START INFORMATION SUPPLIED

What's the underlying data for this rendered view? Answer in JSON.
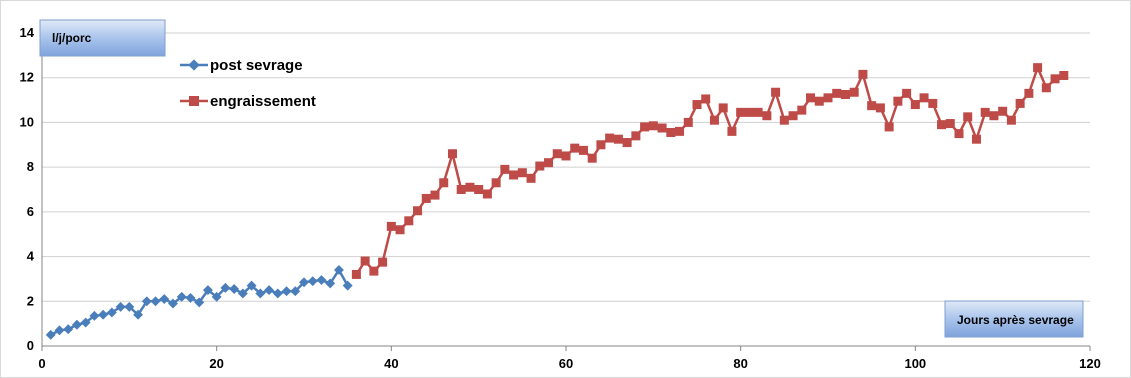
{
  "chart_data": {
    "type": "line",
    "ylabel": "l/j/porc",
    "xlabel": "Jours après sevrage",
    "xlim": [
      0,
      120
    ],
    "ylim": [
      0,
      14
    ],
    "xticks": [
      0,
      20,
      40,
      60,
      80,
      100,
      120
    ],
    "yticks": [
      0,
      2,
      4,
      6,
      8,
      10,
      12,
      14
    ],
    "grid": "horizontal",
    "legend_position": "top-left",
    "series": [
      {
        "name": "post sevrage",
        "color": "#4A7EBB",
        "marker": "diamond",
        "points": [
          [
            1,
            0.5
          ],
          [
            2,
            0.7
          ],
          [
            3,
            0.75
          ],
          [
            4,
            0.95
          ],
          [
            5,
            1.05
          ],
          [
            6,
            1.35
          ],
          [
            7,
            1.4
          ],
          [
            8,
            1.5
          ],
          [
            9,
            1.75
          ],
          [
            10,
            1.75
          ],
          [
            11,
            1.4
          ],
          [
            12,
            2.0
          ],
          [
            13,
            2.0
          ],
          [
            14,
            2.1
          ],
          [
            15,
            1.9
          ],
          [
            16,
            2.2
          ],
          [
            17,
            2.15
          ],
          [
            18,
            1.95
          ],
          [
            19,
            2.5
          ],
          [
            20,
            2.2
          ],
          [
            21,
            2.6
          ],
          [
            22,
            2.55
          ],
          [
            23,
            2.35
          ],
          [
            24,
            2.7
          ],
          [
            25,
            2.35
          ],
          [
            26,
            2.5
          ],
          [
            27,
            2.35
          ],
          [
            28,
            2.45
          ],
          [
            29,
            2.45
          ],
          [
            30,
            2.85
          ],
          [
            31,
            2.9
          ],
          [
            32,
            2.95
          ],
          [
            33,
            2.8
          ],
          [
            34,
            3.4
          ],
          [
            35,
            2.7
          ]
        ]
      },
      {
        "name": "engraissement",
        "color": "#BE4B48",
        "marker": "square",
        "points": [
          [
            36,
            3.2
          ],
          [
            37,
            3.8
          ],
          [
            38,
            3.35
          ],
          [
            39,
            3.75
          ],
          [
            40,
            5.35
          ],
          [
            41,
            5.2
          ],
          [
            42,
            5.6
          ],
          [
            43,
            6.05
          ],
          [
            44,
            6.6
          ],
          [
            45,
            6.75
          ],
          [
            46,
            7.3
          ],
          [
            47,
            8.6
          ],
          [
            48,
            7.0
          ],
          [
            49,
            7.1
          ],
          [
            50,
            7.0
          ],
          [
            51,
            6.8
          ],
          [
            52,
            7.3
          ],
          [
            53,
            7.9
          ],
          [
            54,
            7.65
          ],
          [
            55,
            7.75
          ],
          [
            56,
            7.5
          ],
          [
            57,
            8.05
          ],
          [
            58,
            8.2
          ],
          [
            59,
            8.6
          ],
          [
            60,
            8.5
          ],
          [
            61,
            8.85
          ],
          [
            62,
            8.75
          ],
          [
            63,
            8.4
          ],
          [
            64,
            9.0
          ],
          [
            65,
            9.3
          ],
          [
            66,
            9.25
          ],
          [
            67,
            9.1
          ],
          [
            68,
            9.4
          ],
          [
            69,
            9.8
          ],
          [
            70,
            9.85
          ],
          [
            71,
            9.75
          ],
          [
            72,
            9.55
          ],
          [
            73,
            9.6
          ],
          [
            74,
            10.0
          ],
          [
            75,
            10.8
          ],
          [
            76,
            11.05
          ],
          [
            77,
            10.1
          ],
          [
            78,
            10.65
          ],
          [
            79,
            9.6
          ],
          [
            80,
            10.45
          ],
          [
            81,
            10.45
          ],
          [
            82,
            10.45
          ],
          [
            83,
            10.3
          ],
          [
            84,
            11.35
          ],
          [
            85,
            10.1
          ],
          [
            86,
            10.3
          ],
          [
            87,
            10.55
          ],
          [
            88,
            11.1
          ],
          [
            89,
            10.95
          ],
          [
            90,
            11.1
          ],
          [
            91,
            11.3
          ],
          [
            92,
            11.25
          ],
          [
            93,
            11.35
          ],
          [
            94,
            12.15
          ],
          [
            95,
            10.75
          ],
          [
            96,
            10.65
          ],
          [
            97,
            9.8
          ],
          [
            98,
            10.95
          ],
          [
            99,
            11.3
          ],
          [
            100,
            10.8
          ],
          [
            101,
            11.1
          ],
          [
            102,
            10.85
          ],
          [
            103,
            9.9
          ],
          [
            104,
            9.95
          ],
          [
            105,
            9.5
          ],
          [
            106,
            10.25
          ],
          [
            107,
            9.25
          ],
          [
            108,
            10.45
          ],
          [
            109,
            10.3
          ],
          [
            110,
            10.5
          ],
          [
            111,
            10.1
          ],
          [
            112,
            10.85
          ],
          [
            113,
            11.3
          ],
          [
            114,
            12.45
          ],
          [
            115,
            11.55
          ],
          [
            116,
            11.95
          ],
          [
            117,
            12.1
          ]
        ]
      }
    ]
  }
}
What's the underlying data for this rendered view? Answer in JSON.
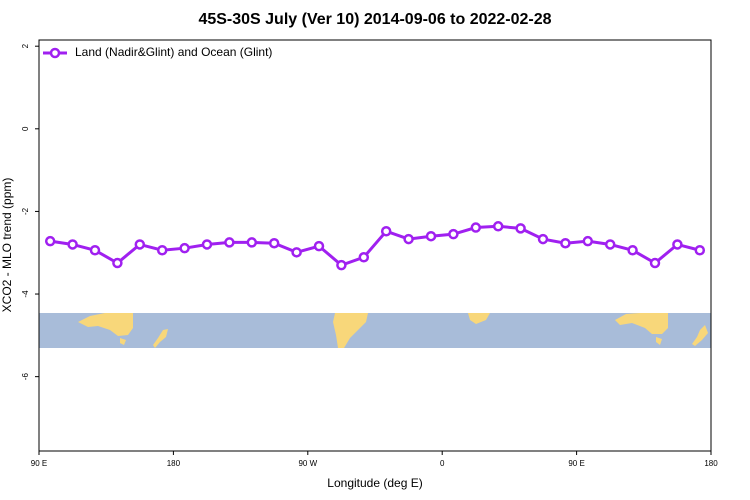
{
  "chart_data": {
    "type": "line",
    "title": "45S-30S July (Ver 10)   2014-09-06 to 2022-02-28",
    "x_label": "Longitude (deg E)",
    "y_label": "XCO2 - MLO trend (ppm)",
    "x": [
      97.5,
      112.5,
      127.5,
      142.5,
      157.5,
      172.5,
      187.5,
      202.5,
      217.5,
      232.5,
      247.5,
      262.5,
      277.5,
      292.5,
      307.5,
      322.5,
      337.5,
      352.5,
      367.5,
      382.5,
      397.5,
      412.5,
      427.5,
      442.5,
      457.5,
      472.5,
      487.5,
      502.5,
      517.5,
      532.5
    ],
    "series": [
      {
        "name": "Land (Nadir&Glint) and Ocean (Glint)",
        "color": "#a020f0",
        "values": [
          -2.72,
          -2.8,
          -2.94,
          -3.25,
          -2.8,
          -2.94,
          -2.89,
          -2.8,
          -2.75,
          -2.75,
          -2.77,
          -2.99,
          -2.84,
          -3.3,
          -3.11,
          -2.48,
          -2.67,
          -2.6,
          -2.55,
          -2.39,
          -2.36,
          -2.41,
          -2.67,
          -2.77,
          -2.72,
          -2.8,
          -2.94,
          -3.25,
          -2.8,
          -2.94
        ]
      }
    ],
    "xlim": [
      90,
      540
    ],
    "ylim": [
      -7.8,
      2.15
    ],
    "xticks": [
      {
        "value": 90,
        "label": "90 E"
      },
      180,
      {
        "value": 270,
        "label": "90 W"
      },
      {
        "value": 360,
        "label": "0"
      },
      {
        "value": 450,
        "label": "90 E"
      },
      {
        "value": 540,
        "label": "180"
      }
    ],
    "yticks": [
      2,
      0,
      -2,
      -4,
      -6
    ],
    "legend": "top-left"
  }
}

END INFORMATION SUPPLIED

GIVEN TASK: Repeat the material above in full and unchanged, minus its images.

THE REPLY:
What's the underlying data for this rendered view? Answer in JSON.
{
  "chart_data": {
    "type": "line",
    "ylabel": "l/j/porc",
    "xlabel": "Jours après sevrage",
    "xlim": [
      0,
      120
    ],
    "ylim": [
      0,
      14
    ],
    "xticks": [
      0,
      20,
      40,
      60,
      80,
      100,
      120
    ],
    "yticks": [
      0,
      2,
      4,
      6,
      8,
      10,
      12,
      14
    ],
    "grid": "horizontal",
    "legend_position": "top-left",
    "series": [
      {
        "name": "post sevrage",
        "color": "#4A7EBB",
        "marker": "diamond",
        "points": [
          [
            1,
            0.5
          ],
          [
            2,
            0.7
          ],
          [
            3,
            0.75
          ],
          [
            4,
            0.95
          ],
          [
            5,
            1.05
          ],
          [
            6,
            1.35
          ],
          [
            7,
            1.4
          ],
          [
            8,
            1.5
          ],
          [
            9,
            1.75
          ],
          [
            10,
            1.75
          ],
          [
            11,
            1.4
          ],
          [
            12,
            2.0
          ],
          [
            13,
            2.0
          ],
          [
            14,
            2.1
          ],
          [
            15,
            1.9
          ],
          [
            16,
            2.2
          ],
          [
            17,
            2.15
          ],
          [
            18,
            1.95
          ],
          [
            19,
            2.5
          ],
          [
            20,
            2.2
          ],
          [
            21,
            2.6
          ],
          [
            22,
            2.55
          ],
          [
            23,
            2.35
          ],
          [
            24,
            2.7
          ],
          [
            25,
            2.35
          ],
          [
            26,
            2.5
          ],
          [
            27,
            2.35
          ],
          [
            28,
            2.45
          ],
          [
            29,
            2.45
          ],
          [
            30,
            2.85
          ],
          [
            31,
            2.9
          ],
          [
            32,
            2.95
          ],
          [
            33,
            2.8
          ],
          [
            34,
            3.4
          ],
          [
            35,
            2.7
          ]
        ]
      },
      {
        "name": "engraissement",
        "color": "#BE4B48",
        "marker": "square",
        "points": [
          [
            36,
            3.2
          ],
          [
            37,
            3.8
          ],
          [
            38,
            3.35
          ],
          [
            39,
            3.75
          ],
          [
            40,
            5.35
          ],
          [
            41,
            5.2
          ],
          [
            42,
            5.6
          ],
          [
            43,
            6.05
          ],
          [
            44,
            6.6
          ],
          [
            45,
            6.75
          ],
          [
            46,
            7.3
          ],
          [
            47,
            8.6
          ],
          [
            48,
            7.0
          ],
          [
            49,
            7.1
          ],
          [
            50,
            7.0
          ],
          [
            51,
            6.8
          ],
          [
            52,
            7.3
          ],
          [
            53,
            7.9
          ],
          [
            54,
            7.65
          ],
          [
            55,
            7.75
          ],
          [
            56,
            7.5
          ],
          [
            57,
            8.05
          ],
          [
            58,
            8.2
          ],
          [
            59,
            8.6
          ],
          [
            60,
            8.5
          ],
          [
            61,
            8.85
          ],
          [
            62,
            8.75
          ],
          [
            63,
            8.4
          ],
          [
            64,
            9.0
          ],
          [
            65,
            9.3
          ],
          [
            66,
            9.25
          ],
          [
            67,
            9.1
          ],
          [
            68,
            9.4
          ],
          [
            69,
            9.8
          ],
          [
            70,
            9.85
          ],
          [
            71,
            9.75
          ],
          [
            72,
            9.55
          ],
          [
            73,
            9.6
          ],
          [
            74,
            10.0
          ],
          [
            75,
            10.8
          ],
          [
            76,
            11.05
          ],
          [
            77,
            10.1
          ],
          [
            78,
            10.65
          ],
          [
            79,
            9.6
          ],
          [
            80,
            10.45
          ],
          [
            81,
            10.45
          ],
          [
            82,
            10.45
          ],
          [
            83,
            10.3
          ],
          [
            84,
            11.35
          ],
          [
            85,
            10.1
          ],
          [
            86,
            10.3
          ],
          [
            87,
            10.55
          ],
          [
            88,
            11.1
          ],
          [
            89,
            10.95
          ],
          [
            90,
            11.1
          ],
          [
            91,
            11.3
          ],
          [
            92,
            11.25
          ],
          [
            93,
            11.35
          ],
          [
            94,
            12.15
          ],
          [
            95,
            10.75
          ],
          [
            96,
            10.65
          ],
          [
            97,
            9.8
          ],
          [
            98,
            10.95
          ],
          [
            99,
            11.3
          ],
          [
            100,
            10.8
          ],
          [
            101,
            11.1
          ],
          [
            102,
            10.85
          ],
          [
            103,
            9.9
          ],
          [
            104,
            9.95
          ],
          [
            105,
            9.5
          ],
          [
            106,
            10.25
          ],
          [
            107,
            9.25
          ],
          [
            108,
            10.45
          ],
          [
            109,
            10.3
          ],
          [
            110,
            10.5
          ],
          [
            111,
            10.1
          ],
          [
            112,
            10.85
          ],
          [
            113,
            11.3
          ],
          [
            114,
            12.45
          ],
          [
            115,
            11.55
          ],
          [
            116,
            11.95
          ],
          [
            117,
            12.1
          ]
        ]
      }
    ]
  }
}
What's the underlying data for this rendered view? Answer in JSON.
{
  "chart_data": {
    "type": "line",
    "title": "45S-30S July (Ver 10)   2014-09-06 to 2022-02-28",
    "x_label": "Longitude (deg E)",
    "y_label": "XCO2 - MLO trend (ppm)",
    "x": [
      97.5,
      112.5,
      127.5,
      142.5,
      157.5,
      172.5,
      187.5,
      202.5,
      217.5,
      232.5,
      247.5,
      262.5,
      277.5,
      292.5,
      307.5,
      322.5,
      337.5,
      352.5,
      367.5,
      382.5,
      397.5,
      412.5,
      427.5,
      442.5,
      457.5,
      472.5,
      487.5,
      502.5,
      517.5,
      532.5
    ],
    "series": [
      {
        "name": "Land (Nadir&Glint) and Ocean (Glint)",
        "color": "#a020f0",
        "values": [
          -2.72,
          -2.8,
          -2.94,
          -3.25,
          -2.8,
          -2.94,
          -2.89,
          -2.8,
          -2.75,
          -2.75,
          -2.77,
          -2.99,
          -2.84,
          -3.3,
          -3.11,
          -2.48,
          -2.67,
          -2.6,
          -2.55,
          -2.39,
          -2.36,
          -2.41,
          -2.67,
          -2.77,
          -2.72,
          -2.8,
          -2.94,
          -3.25,
          -2.8,
          -2.94
        ]
      }
    ],
    "xlim": [
      90,
      540
    ],
    "ylim": [
      -7.8,
      2.15
    ],
    "xticks": [
      {
        "value": 90,
        "label": "90 E"
      },
      180,
      {
        "value": 270,
        "label": "90 W"
      },
      {
        "value": 360,
        "label": "0"
      },
      {
        "value": 450,
        "label": "90 E"
      },
      {
        "value": 540,
        "label": "180"
      }
    ],
    "yticks": [
      2,
      0,
      -2,
      -4,
      -6
    ],
    "legend": "top-left"
  }
}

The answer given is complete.